>> Start
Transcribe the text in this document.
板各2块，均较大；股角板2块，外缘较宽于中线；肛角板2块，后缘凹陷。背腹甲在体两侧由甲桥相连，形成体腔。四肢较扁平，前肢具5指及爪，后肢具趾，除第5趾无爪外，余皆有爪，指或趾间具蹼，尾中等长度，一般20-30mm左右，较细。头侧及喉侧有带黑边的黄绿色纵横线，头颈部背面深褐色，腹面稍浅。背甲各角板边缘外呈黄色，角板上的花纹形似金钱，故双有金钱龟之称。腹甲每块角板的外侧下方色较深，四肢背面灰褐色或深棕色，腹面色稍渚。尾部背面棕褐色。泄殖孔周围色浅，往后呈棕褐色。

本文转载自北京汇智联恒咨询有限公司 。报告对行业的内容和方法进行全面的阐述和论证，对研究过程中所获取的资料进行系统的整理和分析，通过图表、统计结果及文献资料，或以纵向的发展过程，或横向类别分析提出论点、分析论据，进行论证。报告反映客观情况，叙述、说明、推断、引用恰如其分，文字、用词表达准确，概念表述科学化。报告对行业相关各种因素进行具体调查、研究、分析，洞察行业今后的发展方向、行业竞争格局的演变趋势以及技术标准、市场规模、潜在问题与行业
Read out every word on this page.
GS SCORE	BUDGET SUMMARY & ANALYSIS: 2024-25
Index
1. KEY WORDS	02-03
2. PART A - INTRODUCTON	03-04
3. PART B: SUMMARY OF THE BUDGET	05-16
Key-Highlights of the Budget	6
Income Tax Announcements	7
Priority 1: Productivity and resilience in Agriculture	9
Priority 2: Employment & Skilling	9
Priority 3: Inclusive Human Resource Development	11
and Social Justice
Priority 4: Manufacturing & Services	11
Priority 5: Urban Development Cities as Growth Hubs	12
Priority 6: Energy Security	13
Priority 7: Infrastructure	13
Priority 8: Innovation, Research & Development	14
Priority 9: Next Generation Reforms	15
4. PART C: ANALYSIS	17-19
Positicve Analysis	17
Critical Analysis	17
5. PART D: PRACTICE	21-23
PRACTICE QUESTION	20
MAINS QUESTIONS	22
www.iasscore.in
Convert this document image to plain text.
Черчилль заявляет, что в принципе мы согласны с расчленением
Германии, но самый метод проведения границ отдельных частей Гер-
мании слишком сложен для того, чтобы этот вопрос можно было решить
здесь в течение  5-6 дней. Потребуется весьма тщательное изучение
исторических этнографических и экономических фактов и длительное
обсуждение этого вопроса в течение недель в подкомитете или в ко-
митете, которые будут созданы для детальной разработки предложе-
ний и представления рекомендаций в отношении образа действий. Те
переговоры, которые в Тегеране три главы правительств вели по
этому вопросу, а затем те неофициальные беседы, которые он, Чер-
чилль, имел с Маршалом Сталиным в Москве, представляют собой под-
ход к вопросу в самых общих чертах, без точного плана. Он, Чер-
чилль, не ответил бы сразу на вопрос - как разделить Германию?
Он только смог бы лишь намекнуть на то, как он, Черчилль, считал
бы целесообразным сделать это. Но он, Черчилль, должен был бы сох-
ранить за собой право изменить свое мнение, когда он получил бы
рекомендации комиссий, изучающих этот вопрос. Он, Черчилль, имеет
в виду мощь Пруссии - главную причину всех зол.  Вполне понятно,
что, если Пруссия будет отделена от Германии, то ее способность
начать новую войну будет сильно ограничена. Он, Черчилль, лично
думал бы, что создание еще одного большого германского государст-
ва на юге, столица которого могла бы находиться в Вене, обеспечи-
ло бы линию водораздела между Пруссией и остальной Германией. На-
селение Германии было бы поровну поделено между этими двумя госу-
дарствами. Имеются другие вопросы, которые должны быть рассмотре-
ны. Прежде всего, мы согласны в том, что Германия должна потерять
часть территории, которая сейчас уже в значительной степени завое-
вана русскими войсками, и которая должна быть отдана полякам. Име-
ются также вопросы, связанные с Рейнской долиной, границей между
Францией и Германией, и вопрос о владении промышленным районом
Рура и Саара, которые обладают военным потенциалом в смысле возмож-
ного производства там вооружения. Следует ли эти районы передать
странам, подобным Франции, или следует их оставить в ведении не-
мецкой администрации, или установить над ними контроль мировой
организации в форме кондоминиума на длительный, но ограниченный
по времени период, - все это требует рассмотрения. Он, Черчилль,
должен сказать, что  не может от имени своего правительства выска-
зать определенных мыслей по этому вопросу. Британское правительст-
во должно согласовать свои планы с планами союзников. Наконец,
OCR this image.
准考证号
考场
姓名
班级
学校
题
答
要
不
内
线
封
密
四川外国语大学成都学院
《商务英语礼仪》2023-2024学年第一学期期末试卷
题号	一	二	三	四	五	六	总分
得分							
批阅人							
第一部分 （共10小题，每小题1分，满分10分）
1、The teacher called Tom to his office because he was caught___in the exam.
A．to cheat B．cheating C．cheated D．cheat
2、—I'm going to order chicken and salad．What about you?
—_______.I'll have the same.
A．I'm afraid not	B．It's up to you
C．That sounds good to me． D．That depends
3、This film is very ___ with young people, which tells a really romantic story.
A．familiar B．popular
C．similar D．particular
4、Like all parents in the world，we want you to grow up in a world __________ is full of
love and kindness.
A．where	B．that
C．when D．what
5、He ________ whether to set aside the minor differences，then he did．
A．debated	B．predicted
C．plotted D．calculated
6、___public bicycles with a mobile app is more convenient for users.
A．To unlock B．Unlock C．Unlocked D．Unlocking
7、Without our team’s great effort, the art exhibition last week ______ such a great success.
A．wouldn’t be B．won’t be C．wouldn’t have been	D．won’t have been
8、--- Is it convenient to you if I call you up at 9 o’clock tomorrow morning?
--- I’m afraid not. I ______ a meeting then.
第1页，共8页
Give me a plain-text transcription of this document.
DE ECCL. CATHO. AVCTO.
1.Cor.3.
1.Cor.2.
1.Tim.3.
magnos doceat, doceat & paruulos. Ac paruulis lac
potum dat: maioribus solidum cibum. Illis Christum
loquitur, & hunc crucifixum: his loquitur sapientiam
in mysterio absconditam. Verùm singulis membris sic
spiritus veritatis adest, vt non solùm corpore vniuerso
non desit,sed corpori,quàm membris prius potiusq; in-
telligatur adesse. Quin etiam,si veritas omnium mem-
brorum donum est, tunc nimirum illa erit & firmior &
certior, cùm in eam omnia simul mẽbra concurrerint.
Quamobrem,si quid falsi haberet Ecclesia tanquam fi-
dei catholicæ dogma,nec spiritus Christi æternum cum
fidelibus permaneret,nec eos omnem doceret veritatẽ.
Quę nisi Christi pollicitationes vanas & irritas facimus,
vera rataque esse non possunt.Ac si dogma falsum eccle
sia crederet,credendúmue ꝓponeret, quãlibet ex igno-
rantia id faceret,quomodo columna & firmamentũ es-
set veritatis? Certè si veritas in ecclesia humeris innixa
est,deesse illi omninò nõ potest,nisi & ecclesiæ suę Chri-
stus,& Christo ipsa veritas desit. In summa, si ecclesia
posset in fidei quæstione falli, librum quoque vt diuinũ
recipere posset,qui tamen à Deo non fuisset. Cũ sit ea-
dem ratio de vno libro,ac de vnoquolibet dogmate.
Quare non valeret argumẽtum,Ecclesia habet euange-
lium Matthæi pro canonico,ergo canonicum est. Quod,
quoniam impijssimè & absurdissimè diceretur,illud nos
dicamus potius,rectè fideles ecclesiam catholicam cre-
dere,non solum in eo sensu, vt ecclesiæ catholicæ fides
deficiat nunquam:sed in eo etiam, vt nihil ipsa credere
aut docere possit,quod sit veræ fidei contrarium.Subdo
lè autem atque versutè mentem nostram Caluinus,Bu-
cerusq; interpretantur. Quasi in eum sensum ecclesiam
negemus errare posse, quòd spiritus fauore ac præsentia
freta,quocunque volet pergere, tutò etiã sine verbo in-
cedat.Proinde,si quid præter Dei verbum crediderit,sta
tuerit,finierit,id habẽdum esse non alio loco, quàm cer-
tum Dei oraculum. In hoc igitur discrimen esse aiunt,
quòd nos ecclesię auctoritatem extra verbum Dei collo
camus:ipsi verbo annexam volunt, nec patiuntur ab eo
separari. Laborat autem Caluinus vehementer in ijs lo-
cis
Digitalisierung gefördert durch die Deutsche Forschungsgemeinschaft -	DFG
>> End
Find all lines where the word "verbo" appears. Copy them.

#### Correct output:
freta,quocunque volet pergere, tutò etiã sine verbo in-
camus:ipsi verbo annexam volunt, nec patiuntur ab eo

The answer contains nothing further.